Given task:
Locate the line containing "What data populates" in the entries below, then retype it and every later line exactly, leaving out pictures.

※ ※ ※

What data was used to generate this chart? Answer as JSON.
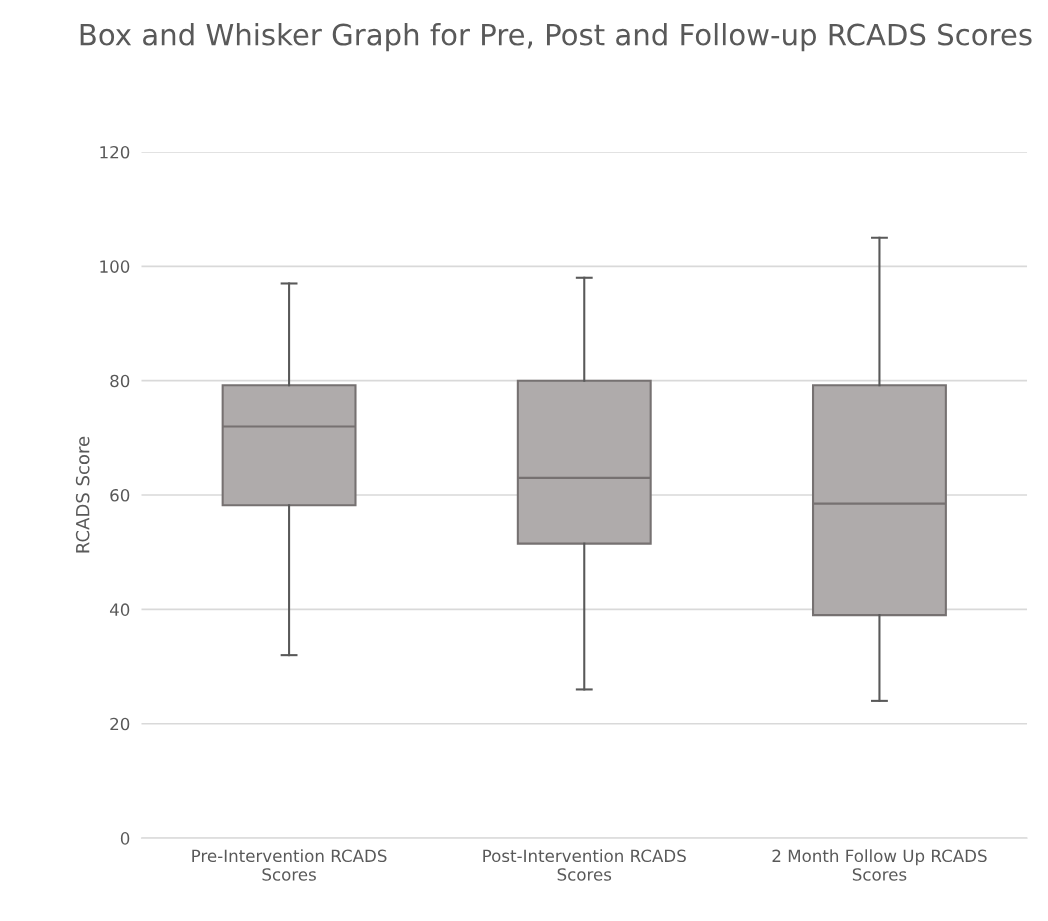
{
  "chart_data": {
    "type": "box",
    "title": "Box and Whisker Graph for Pre, Post and Follow-up RCADS Scores",
    "ylabel": "RCADS Score",
    "categories": [
      "Pre-Intervention RCADS Scores",
      "Post-Intervention RCADS Scores",
      "2 Month Follow Up RCADS Scores"
    ],
    "series": [
      {
        "color": "#afabab",
        "boxes": [
          {
            "low": 32,
            "q1": 58.2,
            "median": 72,
            "q3": 79.2,
            "high": 97
          },
          {
            "low": 26,
            "q1": 51.5,
            "median": 63,
            "q3": 80,
            "high": 98
          },
          {
            "low": 24,
            "q1": 39,
            "median": 58.5,
            "q3": 79.2,
            "high": 105
          }
        ]
      }
    ],
    "ylim": [
      0,
      120
    ],
    "yticks": [
      0,
      20,
      40,
      60,
      80,
      100,
      120
    ],
    "grid": "y",
    "legend": false
  }
}
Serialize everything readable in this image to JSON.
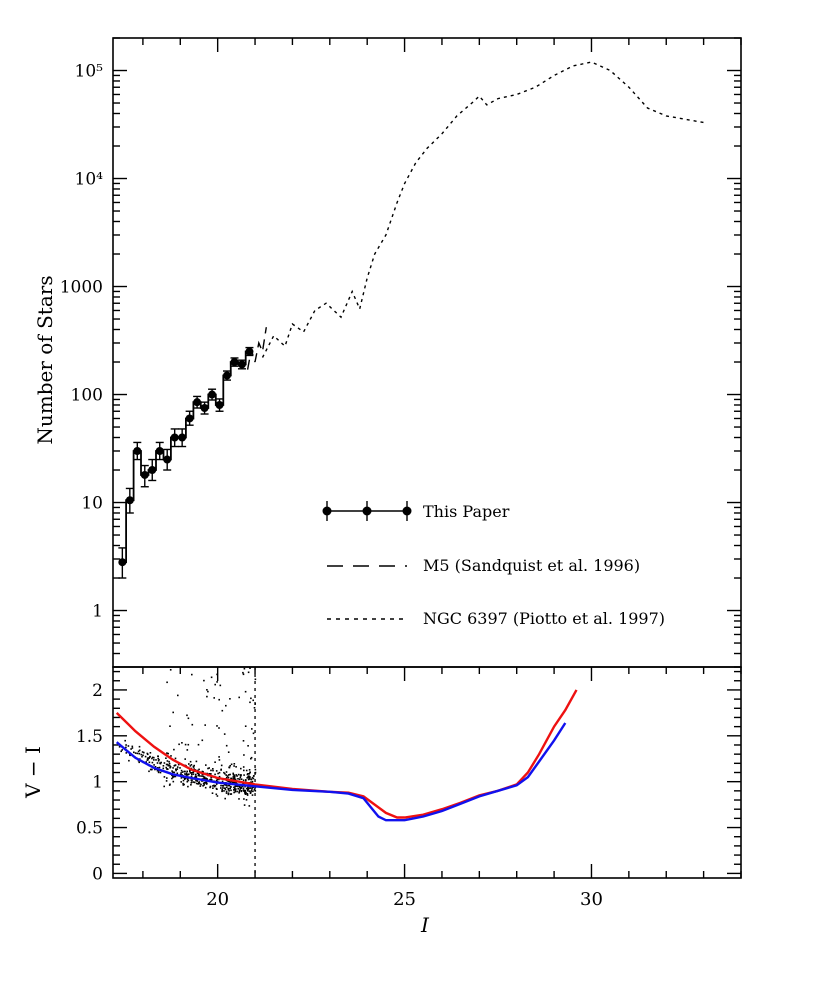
{
  "chart_data": [
    {
      "type": "line",
      "panel": "top",
      "ylabel": "Number of Stars",
      "yscale": "log",
      "xlim": [
        17.2,
        34.0
      ],
      "ylim": [
        0.3,
        200000
      ],
      "y_tick_labels": [
        {
          "value": 1,
          "label": "1"
        },
        {
          "value": 10,
          "label": "10"
        },
        {
          "value": 100,
          "label": "100"
        },
        {
          "value": 1000,
          "label": "1000"
        },
        {
          "value": 10000,
          "label": "10⁴"
        },
        {
          "value": 100000,
          "label": "10⁵"
        }
      ],
      "series": [
        {
          "name": "This Paper",
          "style": "histogram-with-errorbars",
          "points": [
            {
              "x": 17.45,
              "y": 2.8,
              "lo": 2.0,
              "hi": 3.8
            },
            {
              "x": 17.65,
              "y": 10.5,
              "lo": 8.0,
              "hi": 13.5
            },
            {
              "x": 17.85,
              "y": 30,
              "lo": 25,
              "hi": 36
            },
            {
              "x": 18.05,
              "y": 18,
              "lo": 14,
              "hi": 22
            },
            {
              "x": 18.25,
              "y": 20,
              "lo": 16,
              "hi": 25
            },
            {
              "x": 18.45,
              "y": 30,
              "lo": 25,
              "hi": 36
            },
            {
              "x": 18.65,
              "y": 25,
              "lo": 20,
              "hi": 31
            },
            {
              "x": 18.85,
              "y": 40,
              "lo": 33,
              "hi": 48
            },
            {
              "x": 19.05,
              "y": 40,
              "lo": 33,
              "hi": 48
            },
            {
              "x": 19.25,
              "y": 60,
              "lo": 52,
              "hi": 70
            },
            {
              "x": 19.45,
              "y": 85,
              "lo": 75,
              "hi": 96
            },
            {
              "x": 19.65,
              "y": 75,
              "lo": 66,
              "hi": 85
            },
            {
              "x": 19.85,
              "y": 100,
              "lo": 89,
              "hi": 112
            },
            {
              "x": 20.05,
              "y": 80,
              "lo": 70,
              "hi": 91
            },
            {
              "x": 20.25,
              "y": 150,
              "lo": 136,
              "hi": 165
            },
            {
              "x": 20.45,
              "y": 200,
              "lo": 183,
              "hi": 218
            },
            {
              "x": 20.65,
              "y": 190,
              "lo": 173,
              "hi": 208
            },
            {
              "x": 20.85,
              "y": 250,
              "lo": 230,
              "hi": 272
            }
          ]
        },
        {
          "name": "M5 (Sandquist et al. 1996)",
          "style": "long-dash",
          "x": [
            20.8,
            20.9,
            21.0,
            21.1,
            21.2,
            21.3
          ],
          "y": [
            170,
            260,
            200,
            300,
            250,
            420
          ]
        },
        {
          "name": "NGC 6397 (Piotto et al. 1997)",
          "style": "dotted",
          "x": [
            21.2,
            21.5,
            21.8,
            22.0,
            22.3,
            22.6,
            22.9,
            23.3,
            23.6,
            23.8,
            24.0,
            24.2,
            24.5,
            24.8,
            25.0,
            25.3,
            25.6,
            26.0,
            26.4,
            26.8,
            27.0,
            27.2,
            27.5,
            28.0,
            28.5,
            29.0,
            29.5,
            30.0,
            30.5,
            31.0,
            31.5,
            32.0,
            33.0
          ],
          "y": [
            220,
            350,
            280,
            450,
            380,
            600,
            700,
            520,
            900,
            620,
            1200,
            2000,
            3000,
            6000,
            9000,
            14000,
            19000,
            26000,
            38000,
            50000,
            58000,
            48000,
            55000,
            60000,
            70000,
            90000,
            110000,
            120000,
            100000,
            70000,
            45000,
            38000,
            33000
          ]
        }
      ],
      "legend_placement": "lower-right"
    },
    {
      "type": "scatter",
      "panel": "bottom",
      "xlabel": "I",
      "ylabel": "V − I",
      "xlim": [
        17.2,
        34.0
      ],
      "ylim": [
        -0.05,
        2.25
      ],
      "x_tick_labels": [
        {
          "value": 20,
          "label": "20"
        },
        {
          "value": 25,
          "label": "25"
        },
        {
          "value": 30,
          "label": "30"
        }
      ],
      "y_tick_labels": [
        {
          "value": 0,
          "label": "0"
        },
        {
          "value": 0.5,
          "label": "0.5"
        },
        {
          "value": 1,
          "label": "1"
        },
        {
          "value": 1.5,
          "label": "1.5"
        },
        {
          "value": 2,
          "label": "2"
        }
      ],
      "cutoff_line_x": 21.0,
      "scatter": {
        "seed": 7,
        "count": 620,
        "x_range": [
          17.3,
          21.0
        ],
        "trend": [
          [
            17.3,
            1.45
          ],
          [
            18.5,
            1.15
          ],
          [
            20.0,
            1.02
          ],
          [
            21.0,
            0.97
          ]
        ],
        "red_sequence_frac": 0.12,
        "red_sequence_y": [
          1.2,
          2.25
        ]
      },
      "series": [
        {
          "name": "red-isochrone",
          "color": "#ee1111",
          "x": [
            17.3,
            17.8,
            18.3,
            18.8,
            19.3,
            20.0,
            21.0,
            22.0,
            23.0,
            23.5,
            23.9,
            24.2,
            24.5,
            24.8,
            25.0,
            25.5,
            26.0,
            26.5,
            27.0,
            27.5,
            28.0,
            28.3,
            28.6,
            29.0,
            29.3,
            29.6
          ],
          "y": [
            1.75,
            1.55,
            1.38,
            1.24,
            1.13,
            1.04,
            0.97,
            0.92,
            0.89,
            0.88,
            0.84,
            0.75,
            0.66,
            0.61,
            0.61,
            0.64,
            0.7,
            0.77,
            0.85,
            0.9,
            0.97,
            1.1,
            1.3,
            1.6,
            1.78,
            2.0
          ]
        },
        {
          "name": "blue-isochrone",
          "color": "#1111ee",
          "x": [
            17.3,
            17.8,
            18.3,
            18.8,
            19.3,
            20.0,
            21.0,
            22.0,
            23.0,
            23.5,
            23.9,
            24.1,
            24.3,
            24.5,
            24.8,
            25.0,
            25.5,
            26.0,
            26.5,
            27.0,
            27.5,
            28.0,
            28.3,
            28.6,
            29.0,
            29.3
          ],
          "y": [
            1.43,
            1.26,
            1.15,
            1.08,
            1.04,
            0.99,
            0.95,
            0.91,
            0.89,
            0.87,
            0.82,
            0.72,
            0.62,
            0.58,
            0.58,
            0.58,
            0.62,
            0.68,
            0.76,
            0.84,
            0.9,
            0.96,
            1.05,
            1.22,
            1.45,
            1.64
          ]
        }
      ]
    }
  ],
  "legend": {
    "this_paper": "This Paper",
    "m5": "M5 (Sandquist et al. 1996)",
    "ngc": "NGC 6397 (Piotto et al. 1997)"
  },
  "labels": {
    "top_ylabel": "Number of Stars",
    "bottom_ylabel": "V − I",
    "xlabel": "I"
  }
}
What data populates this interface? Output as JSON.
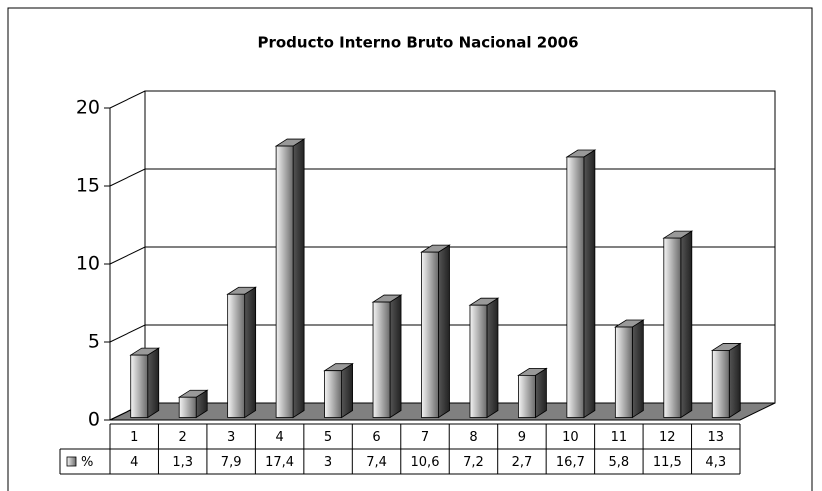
{
  "chart_data": {
    "type": "bar3d",
    "title": "Producto Interno Bruto Nacional 2006",
    "categories": [
      "1",
      "2",
      "3",
      "4",
      "5",
      "6",
      "7",
      "8",
      "9",
      "10",
      "11",
      "12",
      "13"
    ],
    "series": [
      {
        "name": "%",
        "color": "#808080",
        "values": [
          4,
          1.3,
          7.9,
          17.4,
          3,
          7.4,
          10.6,
          7.2,
          2.7,
          16.7,
          5.8,
          11.5,
          4.3
        ],
        "value_labels": [
          "4",
          "1,3",
          "7,9",
          "17,4",
          "3",
          "7,4",
          "10,6",
          "7,2",
          "2,7",
          "16,7",
          "5,8",
          "11,5",
          "4,3"
        ]
      }
    ],
    "ylim": [
      0,
      20
    ],
    "yticks": [
      0,
      5,
      10,
      15,
      20
    ],
    "grid": true
  }
}
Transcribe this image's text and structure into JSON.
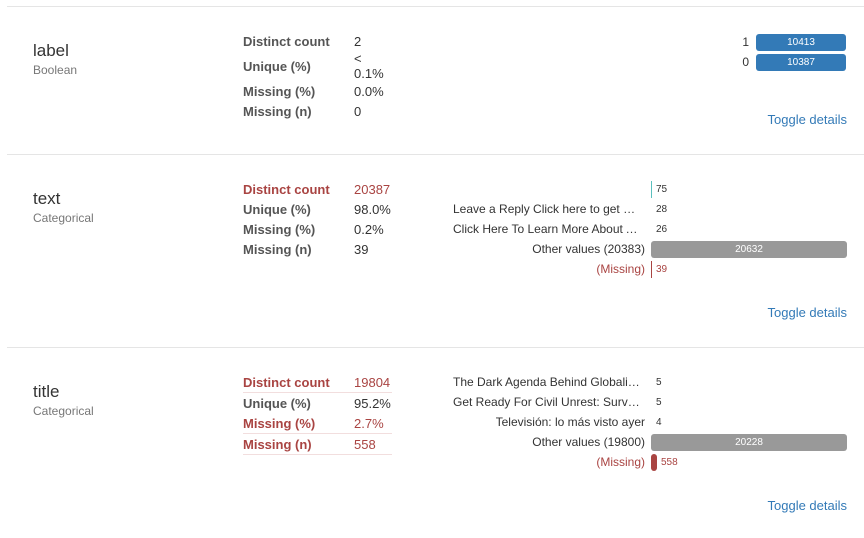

※ ※ ※

Result of the task:
What data populates this interface? Output as JSON.
{
  "chart_data": {
    "type": "bar3d",
    "title": "Producto Interno Bruto Nacional 2006",
    "categories": [
      "1",
      "2",
      "3",
      "4",
      "5",
      "6",
      "7",
      "8",
      "9",
      "10",
      "11",
      "12",
      "13"
    ],
    "series": [
      {
        "name": "%",
        "color": "#808080",
        "values": [
          4,
          1.3,
          7.9,
          17.4,
          3,
          7.4,
          10.6,
          7.2,
          2.7,
          16.7,
          5.8,
          11.5,
          4.3
        ],
        "value_labels": [
          "4",
          "1,3",
          "7,9",
          "17,4",
          "3",
          "7,4",
          "10,6",
          "7,2",
          "2,7",
          "16,7",
          "5,8",
          "11,5",
          "4,3"
        ]
      }
    ],
    "ylim": [
      0,
      20
    ],
    "yticks": [
      0,
      5,
      10,
      15,
      20
    ],
    "grid": true
  }
}
Transcribe this image's text and structure into JSON.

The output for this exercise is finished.